## What is asked
Give every entry again, unchanged, and leave its images out.

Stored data
======

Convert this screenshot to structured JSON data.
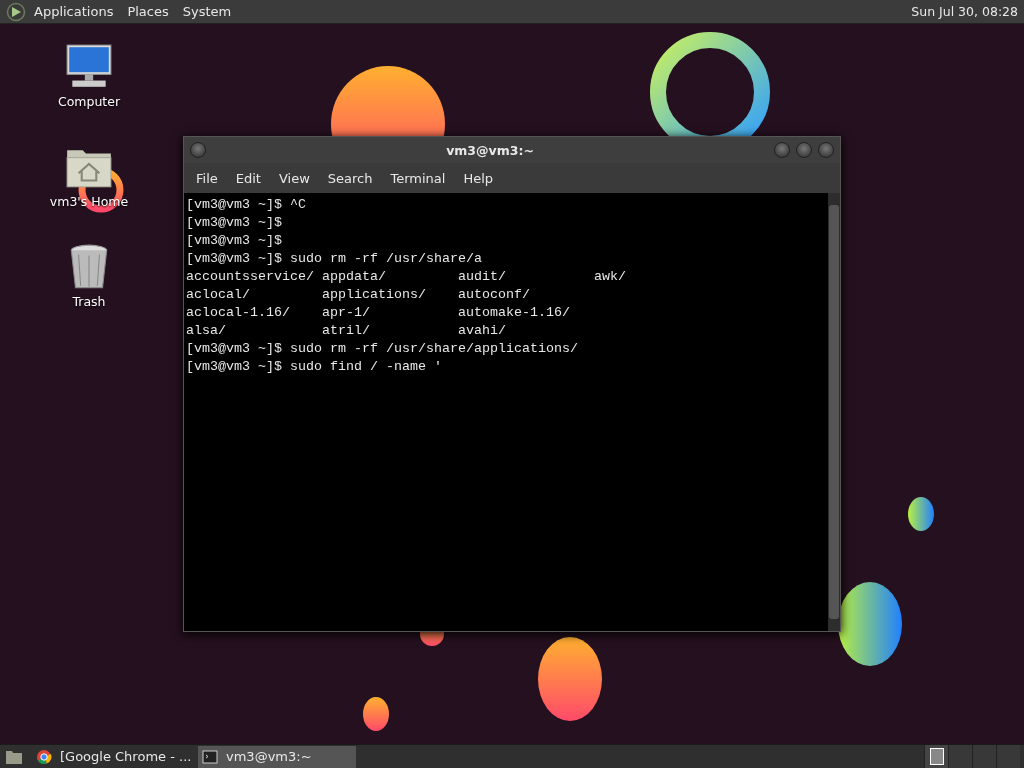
{
  "top_panel": {
    "menus": [
      {
        "label": "Applications"
      },
      {
        "label": "Places"
      },
      {
        "label": "System"
      }
    ],
    "clock": "Sun Jul 30, 08:28"
  },
  "desktop": {
    "icons": [
      {
        "kind": "computer",
        "label": "Computer"
      },
      {
        "kind": "home",
        "label": "vm3's Home"
      },
      {
        "kind": "trash",
        "label": "Trash"
      }
    ]
  },
  "terminal": {
    "title": "vm3@vm3:~",
    "menus": [
      "File",
      "Edit",
      "View",
      "Search",
      "Terminal",
      "Help"
    ],
    "lines": [
      {
        "kind": "text",
        "text": "[vm3@vm3 ~]$ ^C"
      },
      {
        "kind": "text",
        "text": "[vm3@vm3 ~]$"
      },
      {
        "kind": "text",
        "text": "[vm3@vm3 ~]$"
      },
      {
        "kind": "text",
        "text": "[vm3@vm3 ~]$ sudo rm -rf /usr/share/a"
      },
      {
        "kind": "listing",
        "items": [
          "accountsservice/",
          "appdata/",
          "audit/",
          "awk/"
        ]
      },
      {
        "kind": "listing",
        "items": [
          "aclocal/",
          "applications/",
          "autoconf/"
        ]
      },
      {
        "kind": "listing",
        "items": [
          "aclocal-1.16/",
          "apr-1/",
          "automake-1.16/"
        ]
      },
      {
        "kind": "listing",
        "items": [
          "alsa/",
          "atril/",
          "avahi/"
        ]
      },
      {
        "kind": "text",
        "text": "[vm3@vm3 ~]$ sudo rm -rf /usr/share/applications/"
      },
      {
        "kind": "text",
        "text": "[vm3@vm3 ~]$ sudo find / -name '"
      }
    ]
  },
  "taskbar": {
    "tasks": [
      {
        "kind": "browser",
        "label": "[Google Chrome - ...",
        "selected": false
      },
      {
        "kind": "terminal",
        "label": "vm3@vm3:~",
        "selected": true
      }
    ],
    "workspaces": [
      {
        "selected": true
      },
      {
        "selected": false
      },
      {
        "selected": false
      },
      {
        "selected": false
      }
    ]
  }
}
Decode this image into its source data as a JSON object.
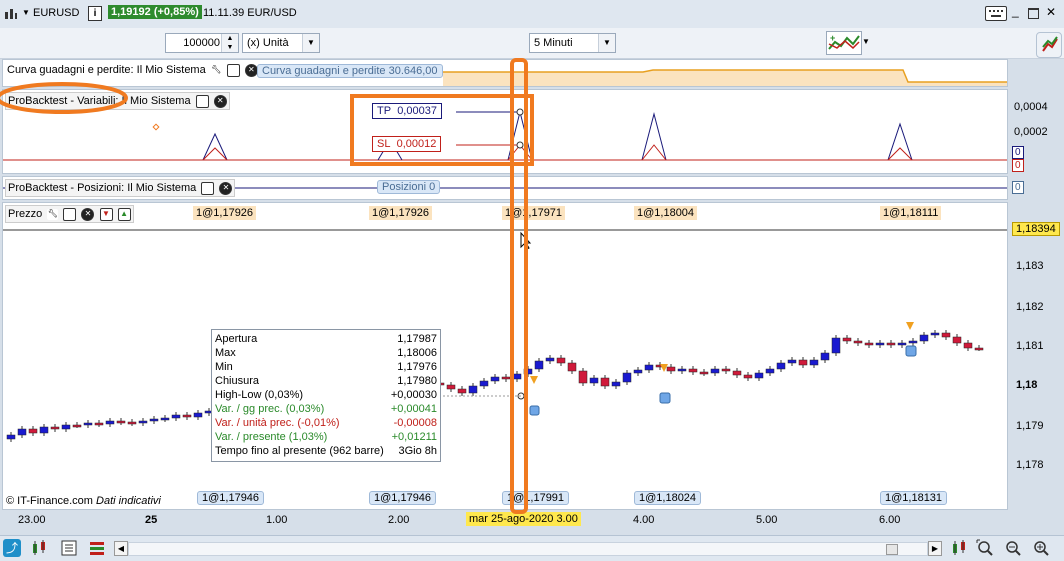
{
  "titlebar": {
    "symbol": "EURUSD",
    "info_icon_label": "i",
    "price_change": "1,19192 (+0,85%)",
    "time_label": "11.11.39 EUR/USD"
  },
  "toolbar": {
    "quantity_value": "100000",
    "unit_select": "(x) Unità",
    "timeframe_select": "5 Minuti"
  },
  "equity_panel": {
    "label": "Curva guadagni e perdite: Il Mio Sistema",
    "value_tag": "Curva guadagni e perdite   30.646,00"
  },
  "variables_panel": {
    "label": "ProBacktest - Variabili: Il Mio Sistema",
    "tp_label": "TP",
    "tp_value": "0,00037",
    "sl_label": "SL",
    "sl_value": "0,00012",
    "axis_ticks": [
      "0,0004",
      "0,0002"
    ],
    "right_tags": [
      "0",
      "0"
    ]
  },
  "positions_panel": {
    "label": "ProBacktest - Posizioni: Il Mio Sistema",
    "tag": "Posizioni   0",
    "right_tag": "0"
  },
  "price_panel": {
    "label": "Prezzo",
    "top_tags": [
      "1@1,17926",
      "1@1,17926",
      "1@1,17971",
      "1@1,18004",
      "1@1,18111"
    ],
    "bottom_tags": [
      "1@1,17946",
      "1@1,17946",
      "1@1,17991",
      "1@1,18024",
      "1@1,18131"
    ],
    "current_price": "1,18394",
    "axis_ticks": [
      "1,183",
      "1,182",
      "1,181",
      "1,18",
      "1,179",
      "1,178"
    ],
    "copyright": "© IT-Finance.com",
    "note": "Dati indicativi"
  },
  "infobox": {
    "rows": [
      {
        "label": "Apertura",
        "value": "1,17987",
        "color": "#000000"
      },
      {
        "label": "Max",
        "value": "1,18006",
        "color": "#000000"
      },
      {
        "label": "Min",
        "value": "1,17976",
        "color": "#000000"
      },
      {
        "label": "Chiusura",
        "value": "1,17980",
        "color": "#000000"
      },
      {
        "label": "High-Low (0,03%)",
        "value": "+0,00030",
        "color": "#000000"
      },
      {
        "label": "Var. / gg prec. (0,03%)",
        "value": "+0,00041",
        "color": "#2a8a2a"
      },
      {
        "label": "Var. / unità prec. (-0,01%)",
        "value": "-0,00008",
        "color": "#c0201a"
      },
      {
        "label": "Var. / presente (1,03%)",
        "value": "+0,01211",
        "color": "#2a8a2a"
      },
      {
        "label": "Tempo fino al presente (962 barre)",
        "value": "3Gio 8h",
        "color": "#000000"
      }
    ]
  },
  "x_axis": {
    "labels": [
      "23.00",
      "25",
      "1.00",
      "2.00",
      "4.00",
      "5.00",
      "6.00"
    ],
    "cursor_label": "mar 25-ago-2020 3.00"
  },
  "colors": {
    "candle_up": "#1a1ad0",
    "candle_down": "#d01a3a",
    "highlight": "#f07a20",
    "equity_line": "#e8a020",
    "price_badge": "#2e8b2e"
  }
}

======

## Solution to the exercise
Convert this screenshot to structured JSON data.
{
  "top_panel": {
    "menus": [
      {
        "label": "Applications"
      },
      {
        "label": "Places"
      },
      {
        "label": "System"
      }
    ],
    "clock": "Sun Jul 30, 08:28"
  },
  "desktop": {
    "icons": [
      {
        "kind": "computer",
        "label": "Computer"
      },
      {
        "kind": "home",
        "label": "vm3's Home"
      },
      {
        "kind": "trash",
        "label": "Trash"
      }
    ]
  },
  "terminal": {
    "title": "vm3@vm3:~",
    "menus": [
      "File",
      "Edit",
      "View",
      "Search",
      "Terminal",
      "Help"
    ],
    "lines": [
      {
        "kind": "text",
        "text": "[vm3@vm3 ~]$ ^C"
      },
      {
        "kind": "text",
        "text": "[vm3@vm3 ~]$"
      },
      {
        "kind": "text",
        "text": "[vm3@vm3 ~]$"
      },
      {
        "kind": "text",
        "text": "[vm3@vm3 ~]$ sudo rm -rf /usr/share/a"
      },
      {
        "kind": "listing",
        "items": [
          "accountsservice/",
          "appdata/",
          "audit/",
          "awk/"
        ]
      },
      {
        "kind": "listing",
        "items": [
          "aclocal/",
          "applications/",
          "autoconf/"
        ]
      },
      {
        "kind": "listing",
        "items": [
          "aclocal-1.16/",
          "apr-1/",
          "automake-1.16/"
        ]
      },
      {
        "kind": "listing",
        "items": [
          "alsa/",
          "atril/",
          "avahi/"
        ]
      },
      {
        "kind": "text",
        "text": "[vm3@vm3 ~]$ sudo rm -rf /usr/share/applications/"
      },
      {
        "kind": "text",
        "text": "[vm3@vm3 ~]$ sudo find / -name '"
      }
    ]
  },
  "taskbar": {
    "tasks": [
      {
        "kind": "browser",
        "label": "[Google Chrome - ...",
        "selected": false
      },
      {
        "kind": "terminal",
        "label": "vm3@vm3:~",
        "selected": true
      }
    ],
    "workspaces": [
      {
        "selected": true
      },
      {
        "selected": false
      },
      {
        "selected": false
      },
      {
        "selected": false
      }
    ]
  }
}
Decode this image into its source data as a JSON object.
{
  "titlebar": {
    "symbol": "EURUSD",
    "info_icon_label": "i",
    "price_change": "1,19192 (+0,85%)",
    "time_label": "11.11.39 EUR/USD"
  },
  "toolbar": {
    "quantity_value": "100000",
    "unit_select": "(x) Unità",
    "timeframe_select": "5 Minuti"
  },
  "equity_panel": {
    "label": "Curva guadagni e perdite: Il Mio Sistema",
    "value_tag": "Curva guadagni e perdite   30.646,00"
  },
  "variables_panel": {
    "label": "ProBacktest - Variabili: Il Mio Sistema",
    "tp_label": "TP",
    "tp_value": "0,00037",
    "sl_label": "SL",
    "sl_value": "0,00012",
    "axis_ticks": [
      "0,0004",
      "0,0002"
    ],
    "right_tags": [
      "0",
      "0"
    ]
  },
  "positions_panel": {
    "label": "ProBacktest - Posizioni: Il Mio Sistema",
    "tag": "Posizioni   0",
    "right_tag": "0"
  },
  "price_panel": {
    "label": "Prezzo",
    "top_tags": [
      "1@1,17926",
      "1@1,17926",
      "1@1,17971",
      "1@1,18004",
      "1@1,18111"
    ],
    "bottom_tags": [
      "1@1,17946",
      "1@1,17946",
      "1@1,17991",
      "1@1,18024",
      "1@1,18131"
    ],
    "current_price": "1,18394",
    "axis_ticks": [
      "1,183",
      "1,182",
      "1,181",
      "1,18",
      "1,179",
      "1,178"
    ],
    "copyright": "© IT-Finance.com",
    "note": "Dati indicativi"
  },
  "infobox": {
    "rows": [
      {
        "label": "Apertura",
        "value": "1,17987",
        "color": "#000000"
      },
      {
        "label": "Max",
        "value": "1,18006",
        "color": "#000000"
      },
      {
        "label": "Min",
        "value": "1,17976",
        "color": "#000000"
      },
      {
        "label": "Chiusura",
        "value": "1,17980",
        "color": "#000000"
      },
      {
        "label": "High-Low (0,03%)",
        "value": "+0,00030",
        "color": "#000000"
      },
      {
        "label": "Var. / gg prec. (0,03%)",
        "value": "+0,00041",
        "color": "#2a8a2a"
      },
      {
        "label": "Var. / unità prec. (-0,01%)",
        "value": "-0,00008",
        "color": "#c0201a"
      },
      {
        "label": "Var. / presente (1,03%)",
        "value": "+0,01211",
        "color": "#2a8a2a"
      },
      {
        "label": "Tempo fino al presente (962 barre)",
        "value": "3Gio 8h",
        "color": "#000000"
      }
    ]
  },
  "x_axis": {
    "labels": [
      "23.00",
      "25",
      "1.00",
      "2.00",
      "4.00",
      "5.00",
      "6.00"
    ],
    "cursor_label": "mar 25-ago-2020 3.00"
  },
  "colors": {
    "candle_up": "#1a1ad0",
    "candle_down": "#d01a3a",
    "highlight": "#f07a20",
    "equity_line": "#e8a020",
    "price_badge": "#2e8b2e"
  }
}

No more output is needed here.